■ **WHAT THE TASK REQUIRES**
In the entries below, find every line holding the string "name" and collect it.

* begin RECORDS FOR THE EXERCISE *

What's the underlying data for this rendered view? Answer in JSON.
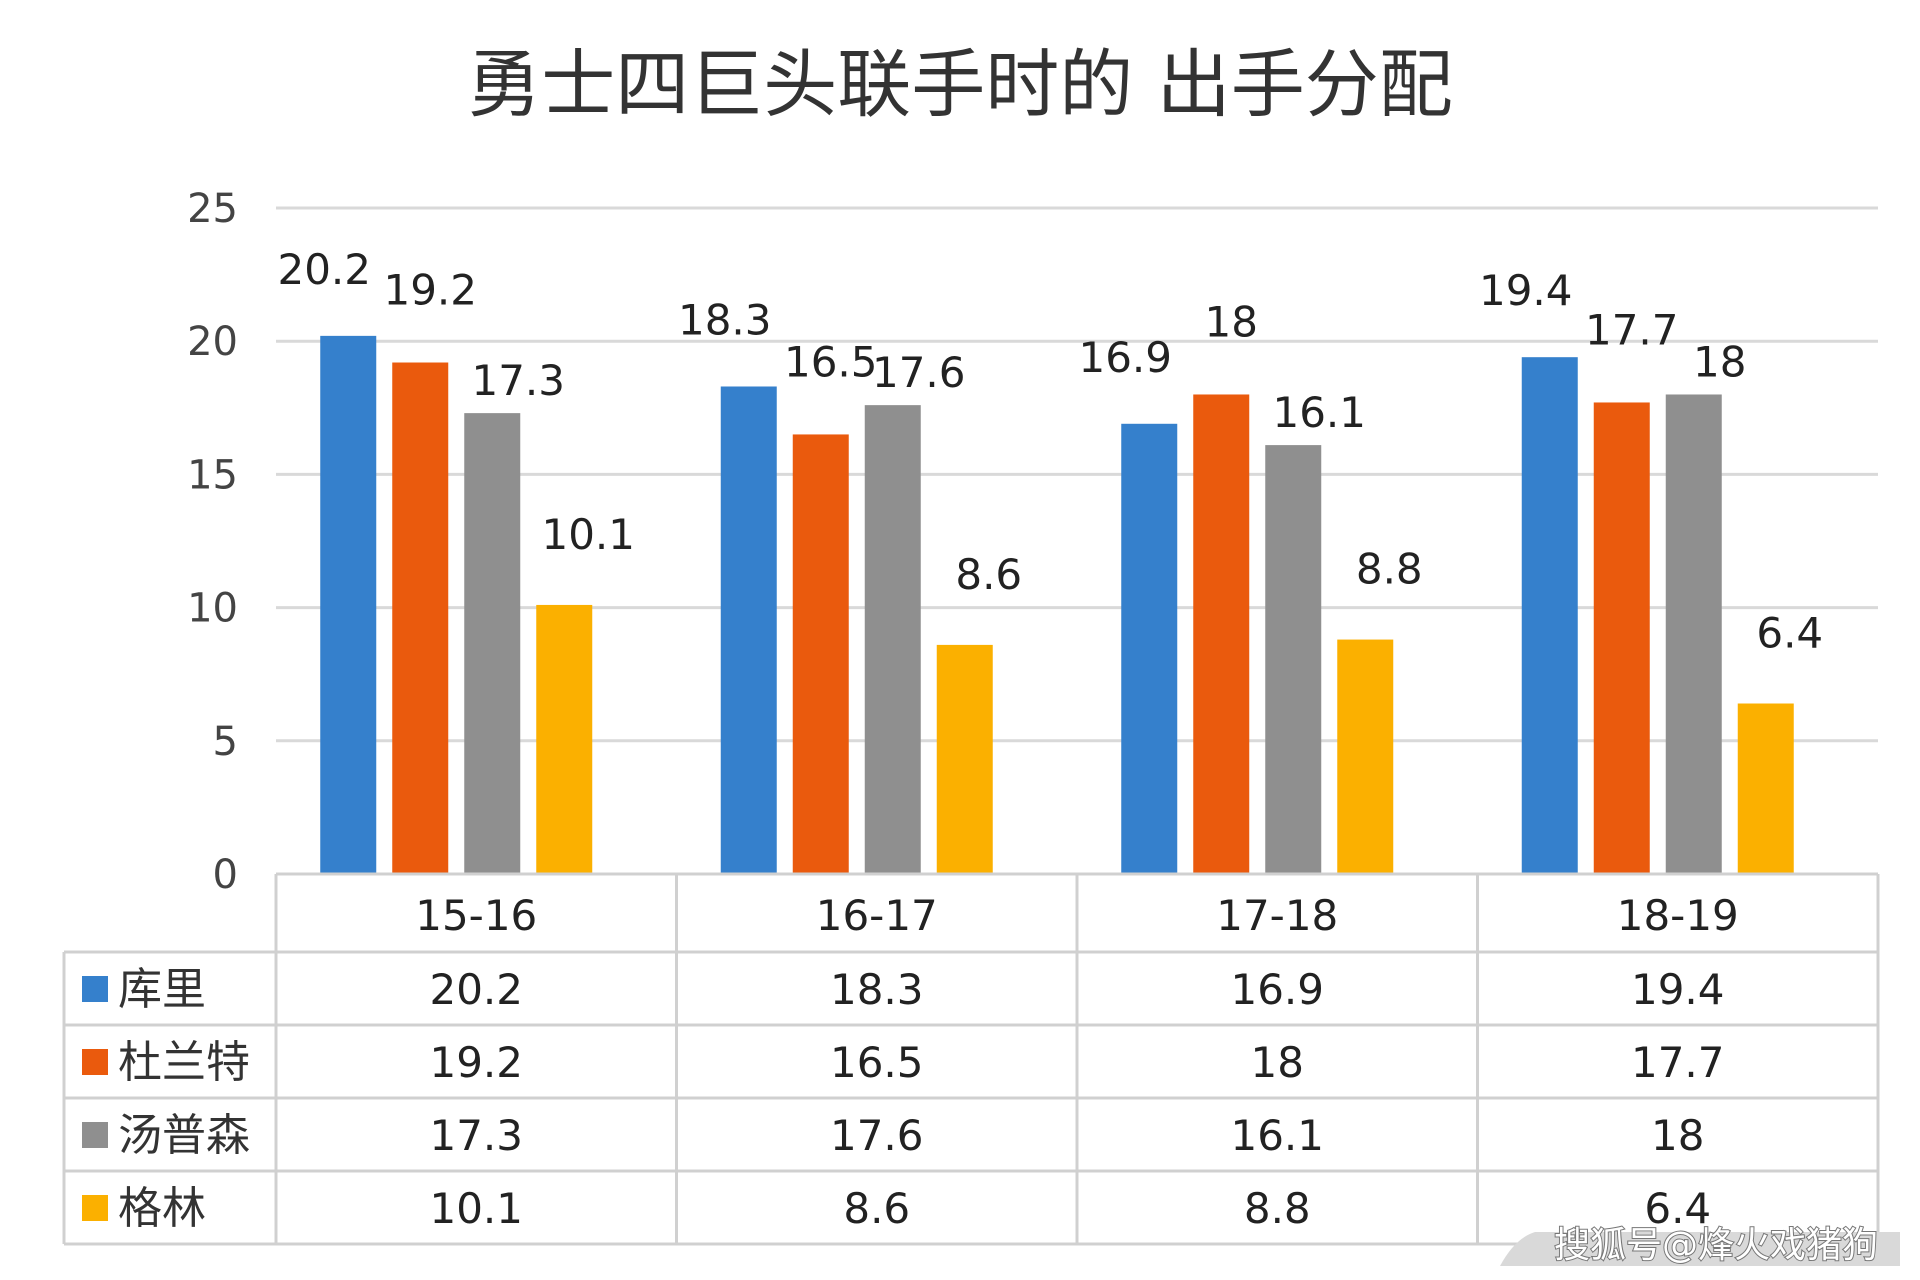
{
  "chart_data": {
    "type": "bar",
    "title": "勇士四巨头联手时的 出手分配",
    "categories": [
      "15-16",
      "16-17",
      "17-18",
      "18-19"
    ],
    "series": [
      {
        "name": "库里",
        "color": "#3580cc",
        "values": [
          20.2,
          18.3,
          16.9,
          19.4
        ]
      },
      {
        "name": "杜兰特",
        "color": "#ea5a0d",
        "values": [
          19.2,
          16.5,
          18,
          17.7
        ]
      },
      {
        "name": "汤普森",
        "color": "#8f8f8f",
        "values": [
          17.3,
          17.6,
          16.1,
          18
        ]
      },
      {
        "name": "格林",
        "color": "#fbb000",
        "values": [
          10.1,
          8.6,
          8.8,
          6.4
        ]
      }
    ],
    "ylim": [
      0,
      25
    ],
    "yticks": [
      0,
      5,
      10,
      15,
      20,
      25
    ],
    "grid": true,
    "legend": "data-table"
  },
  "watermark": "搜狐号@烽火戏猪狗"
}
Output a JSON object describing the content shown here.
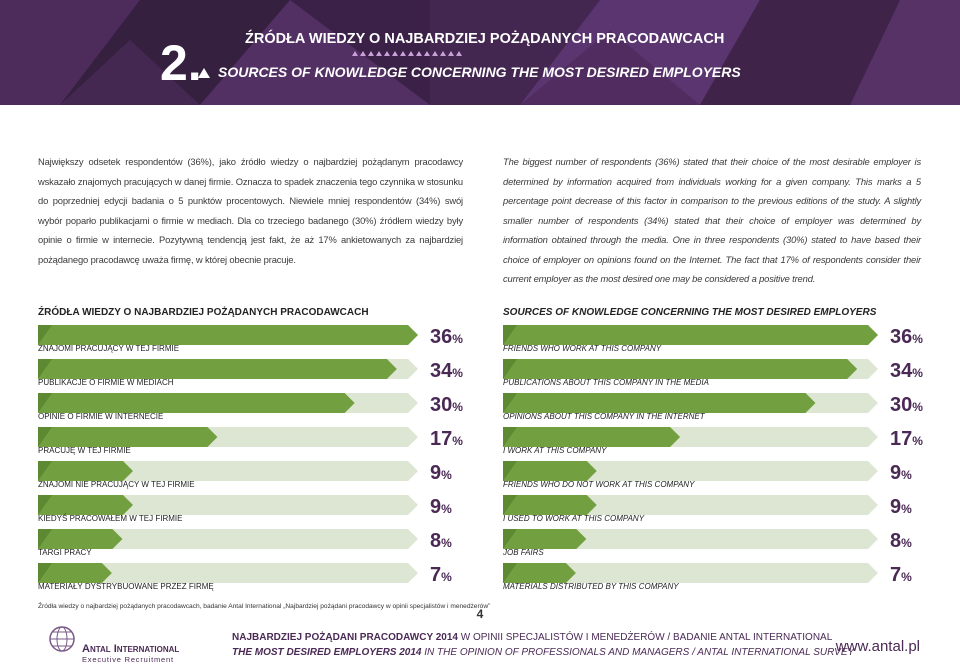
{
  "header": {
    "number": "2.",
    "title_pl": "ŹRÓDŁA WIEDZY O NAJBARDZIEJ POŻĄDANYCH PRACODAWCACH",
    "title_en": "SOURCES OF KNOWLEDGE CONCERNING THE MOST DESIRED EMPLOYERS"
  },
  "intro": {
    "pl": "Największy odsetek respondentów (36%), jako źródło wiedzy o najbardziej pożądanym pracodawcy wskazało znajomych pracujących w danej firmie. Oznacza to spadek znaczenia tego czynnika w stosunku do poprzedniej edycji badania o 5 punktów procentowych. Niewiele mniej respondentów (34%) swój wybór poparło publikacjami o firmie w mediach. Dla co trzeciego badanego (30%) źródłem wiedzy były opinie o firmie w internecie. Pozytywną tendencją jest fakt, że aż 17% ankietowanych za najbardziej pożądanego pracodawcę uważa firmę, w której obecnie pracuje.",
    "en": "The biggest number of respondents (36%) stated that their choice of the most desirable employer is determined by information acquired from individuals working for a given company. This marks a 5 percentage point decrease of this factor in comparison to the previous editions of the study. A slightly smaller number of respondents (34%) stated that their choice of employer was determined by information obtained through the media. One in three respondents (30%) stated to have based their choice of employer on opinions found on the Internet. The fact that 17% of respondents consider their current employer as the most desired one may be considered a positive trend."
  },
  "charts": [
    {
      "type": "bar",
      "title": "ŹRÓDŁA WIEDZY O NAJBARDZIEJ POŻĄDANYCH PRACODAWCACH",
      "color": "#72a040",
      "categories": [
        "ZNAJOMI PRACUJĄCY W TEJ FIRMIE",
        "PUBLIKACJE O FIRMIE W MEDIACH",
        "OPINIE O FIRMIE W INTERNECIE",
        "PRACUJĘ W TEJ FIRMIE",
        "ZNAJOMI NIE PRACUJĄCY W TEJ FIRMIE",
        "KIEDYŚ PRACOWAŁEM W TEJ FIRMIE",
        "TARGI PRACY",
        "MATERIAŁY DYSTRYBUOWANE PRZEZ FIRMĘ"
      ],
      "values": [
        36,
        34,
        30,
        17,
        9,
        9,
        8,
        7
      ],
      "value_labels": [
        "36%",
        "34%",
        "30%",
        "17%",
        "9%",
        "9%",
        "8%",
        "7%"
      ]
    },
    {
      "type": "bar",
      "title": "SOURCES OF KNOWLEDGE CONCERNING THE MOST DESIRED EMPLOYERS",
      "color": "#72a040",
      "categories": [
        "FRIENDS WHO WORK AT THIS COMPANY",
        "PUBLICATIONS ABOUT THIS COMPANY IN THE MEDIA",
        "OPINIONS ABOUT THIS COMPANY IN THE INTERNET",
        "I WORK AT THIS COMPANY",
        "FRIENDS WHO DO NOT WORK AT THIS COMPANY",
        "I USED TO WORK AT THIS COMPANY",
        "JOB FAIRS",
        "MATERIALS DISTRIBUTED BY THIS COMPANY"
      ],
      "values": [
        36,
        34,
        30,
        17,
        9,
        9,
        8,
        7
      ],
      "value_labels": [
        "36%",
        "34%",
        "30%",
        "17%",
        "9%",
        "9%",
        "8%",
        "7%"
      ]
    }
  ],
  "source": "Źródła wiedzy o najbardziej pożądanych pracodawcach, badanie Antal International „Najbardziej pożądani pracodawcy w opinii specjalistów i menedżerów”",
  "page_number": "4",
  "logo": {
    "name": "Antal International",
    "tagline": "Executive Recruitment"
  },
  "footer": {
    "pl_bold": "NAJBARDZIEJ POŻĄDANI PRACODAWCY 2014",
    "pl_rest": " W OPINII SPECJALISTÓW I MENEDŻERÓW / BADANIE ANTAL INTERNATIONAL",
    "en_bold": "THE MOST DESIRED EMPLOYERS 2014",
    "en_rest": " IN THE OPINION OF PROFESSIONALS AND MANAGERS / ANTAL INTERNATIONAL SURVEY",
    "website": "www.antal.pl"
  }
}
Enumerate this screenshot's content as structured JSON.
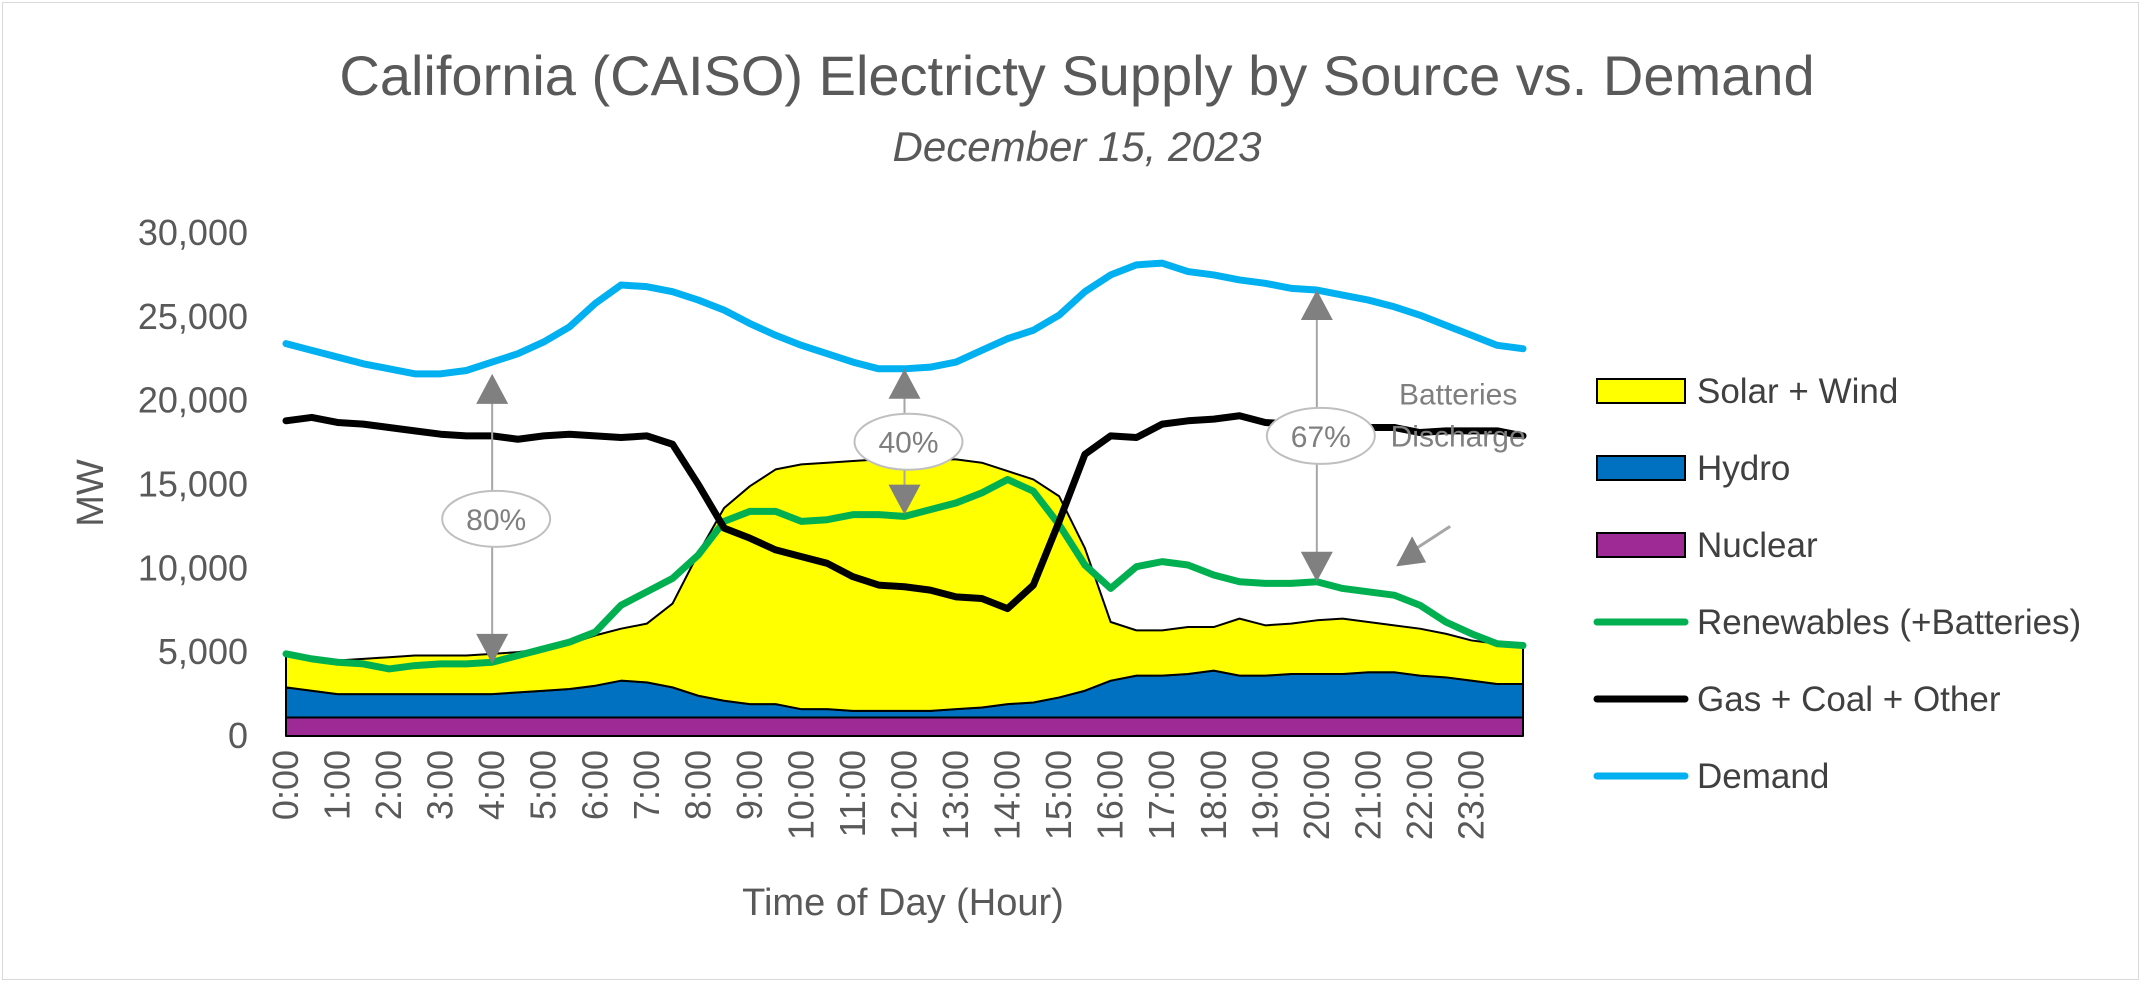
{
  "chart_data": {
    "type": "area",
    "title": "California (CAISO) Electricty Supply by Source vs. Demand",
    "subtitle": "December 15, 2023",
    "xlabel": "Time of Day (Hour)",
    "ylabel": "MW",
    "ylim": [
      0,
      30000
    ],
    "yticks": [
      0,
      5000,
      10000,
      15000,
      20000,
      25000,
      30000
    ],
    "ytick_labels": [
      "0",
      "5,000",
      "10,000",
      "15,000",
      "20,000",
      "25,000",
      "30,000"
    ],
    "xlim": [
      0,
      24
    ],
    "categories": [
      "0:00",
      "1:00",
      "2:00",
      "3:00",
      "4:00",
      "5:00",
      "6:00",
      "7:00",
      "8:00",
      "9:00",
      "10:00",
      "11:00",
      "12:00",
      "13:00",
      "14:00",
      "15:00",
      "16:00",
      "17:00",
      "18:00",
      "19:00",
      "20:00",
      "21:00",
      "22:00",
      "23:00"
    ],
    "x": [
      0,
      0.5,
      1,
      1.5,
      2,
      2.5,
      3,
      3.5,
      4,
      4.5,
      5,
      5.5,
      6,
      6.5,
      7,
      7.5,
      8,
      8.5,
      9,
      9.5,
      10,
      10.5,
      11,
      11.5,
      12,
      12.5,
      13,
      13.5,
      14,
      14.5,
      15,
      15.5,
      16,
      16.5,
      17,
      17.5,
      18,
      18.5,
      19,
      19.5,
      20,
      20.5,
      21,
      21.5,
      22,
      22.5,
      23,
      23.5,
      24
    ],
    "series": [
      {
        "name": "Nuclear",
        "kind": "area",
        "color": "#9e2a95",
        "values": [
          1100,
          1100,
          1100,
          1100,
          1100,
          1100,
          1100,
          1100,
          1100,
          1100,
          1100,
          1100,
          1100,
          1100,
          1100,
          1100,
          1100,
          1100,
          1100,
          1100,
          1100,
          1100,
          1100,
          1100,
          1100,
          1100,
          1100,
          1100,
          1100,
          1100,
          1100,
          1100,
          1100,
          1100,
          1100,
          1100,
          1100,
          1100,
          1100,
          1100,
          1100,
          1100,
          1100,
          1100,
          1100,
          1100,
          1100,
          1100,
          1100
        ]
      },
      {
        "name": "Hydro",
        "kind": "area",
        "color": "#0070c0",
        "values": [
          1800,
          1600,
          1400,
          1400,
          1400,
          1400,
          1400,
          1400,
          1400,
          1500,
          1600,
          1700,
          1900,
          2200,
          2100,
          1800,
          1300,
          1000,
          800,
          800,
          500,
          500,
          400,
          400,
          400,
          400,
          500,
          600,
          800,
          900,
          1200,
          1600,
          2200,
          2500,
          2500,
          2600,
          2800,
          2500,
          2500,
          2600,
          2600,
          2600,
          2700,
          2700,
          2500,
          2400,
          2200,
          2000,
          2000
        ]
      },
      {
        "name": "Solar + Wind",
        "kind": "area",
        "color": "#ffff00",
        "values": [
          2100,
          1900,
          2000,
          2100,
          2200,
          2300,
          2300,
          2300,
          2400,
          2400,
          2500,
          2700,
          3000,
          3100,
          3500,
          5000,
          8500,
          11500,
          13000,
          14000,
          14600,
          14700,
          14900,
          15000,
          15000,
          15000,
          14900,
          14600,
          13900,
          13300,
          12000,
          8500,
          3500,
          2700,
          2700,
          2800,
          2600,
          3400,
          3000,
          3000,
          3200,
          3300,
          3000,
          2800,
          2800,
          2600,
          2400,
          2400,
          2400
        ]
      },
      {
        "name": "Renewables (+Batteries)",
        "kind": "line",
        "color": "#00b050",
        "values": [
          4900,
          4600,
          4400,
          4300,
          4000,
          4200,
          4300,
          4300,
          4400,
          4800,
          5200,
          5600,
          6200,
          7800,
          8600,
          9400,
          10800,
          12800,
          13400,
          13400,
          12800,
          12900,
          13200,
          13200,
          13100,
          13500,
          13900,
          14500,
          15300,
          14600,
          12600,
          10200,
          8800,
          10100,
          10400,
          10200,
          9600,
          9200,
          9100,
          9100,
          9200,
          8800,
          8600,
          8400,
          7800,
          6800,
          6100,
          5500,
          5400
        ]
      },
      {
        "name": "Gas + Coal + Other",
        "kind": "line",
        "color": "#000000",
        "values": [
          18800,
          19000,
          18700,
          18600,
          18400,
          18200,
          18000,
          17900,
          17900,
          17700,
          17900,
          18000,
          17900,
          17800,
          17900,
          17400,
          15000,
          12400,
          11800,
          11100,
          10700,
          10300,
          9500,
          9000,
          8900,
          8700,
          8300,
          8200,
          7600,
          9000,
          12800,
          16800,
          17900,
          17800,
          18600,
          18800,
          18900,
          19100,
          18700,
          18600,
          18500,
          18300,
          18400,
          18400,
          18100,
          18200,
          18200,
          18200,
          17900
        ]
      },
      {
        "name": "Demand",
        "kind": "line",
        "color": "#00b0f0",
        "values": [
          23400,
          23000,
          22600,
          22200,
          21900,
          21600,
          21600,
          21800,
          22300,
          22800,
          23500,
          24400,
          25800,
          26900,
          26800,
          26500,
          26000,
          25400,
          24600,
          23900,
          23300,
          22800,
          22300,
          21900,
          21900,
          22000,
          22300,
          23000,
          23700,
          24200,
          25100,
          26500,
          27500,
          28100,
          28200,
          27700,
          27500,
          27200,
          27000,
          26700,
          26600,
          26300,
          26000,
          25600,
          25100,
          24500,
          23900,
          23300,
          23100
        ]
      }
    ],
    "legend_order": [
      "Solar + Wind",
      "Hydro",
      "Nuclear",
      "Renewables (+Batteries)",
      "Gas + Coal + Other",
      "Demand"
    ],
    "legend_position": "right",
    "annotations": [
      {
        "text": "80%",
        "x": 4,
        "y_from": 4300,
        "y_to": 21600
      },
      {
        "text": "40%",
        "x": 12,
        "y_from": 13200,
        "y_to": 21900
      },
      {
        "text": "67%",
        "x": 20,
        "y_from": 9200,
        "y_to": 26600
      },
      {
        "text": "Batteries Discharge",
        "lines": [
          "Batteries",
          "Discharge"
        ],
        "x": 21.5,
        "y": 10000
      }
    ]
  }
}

* end RECORDS FOR THE EXERCISE *

■ **ANSWER TO THE EXERCISE**
        "name": "库里",
        "name": "杜兰特",
        "name": "汤普森",
        "name": "格林",
    "name": "Antal International",
        "name": "Nuclear",
        "name": "Hydro",
        "name": "Solar + Wind",
        "name": "Renewables (+Batteries)",
        "name": "Gas + Coal + Other",
        "name": "Demand",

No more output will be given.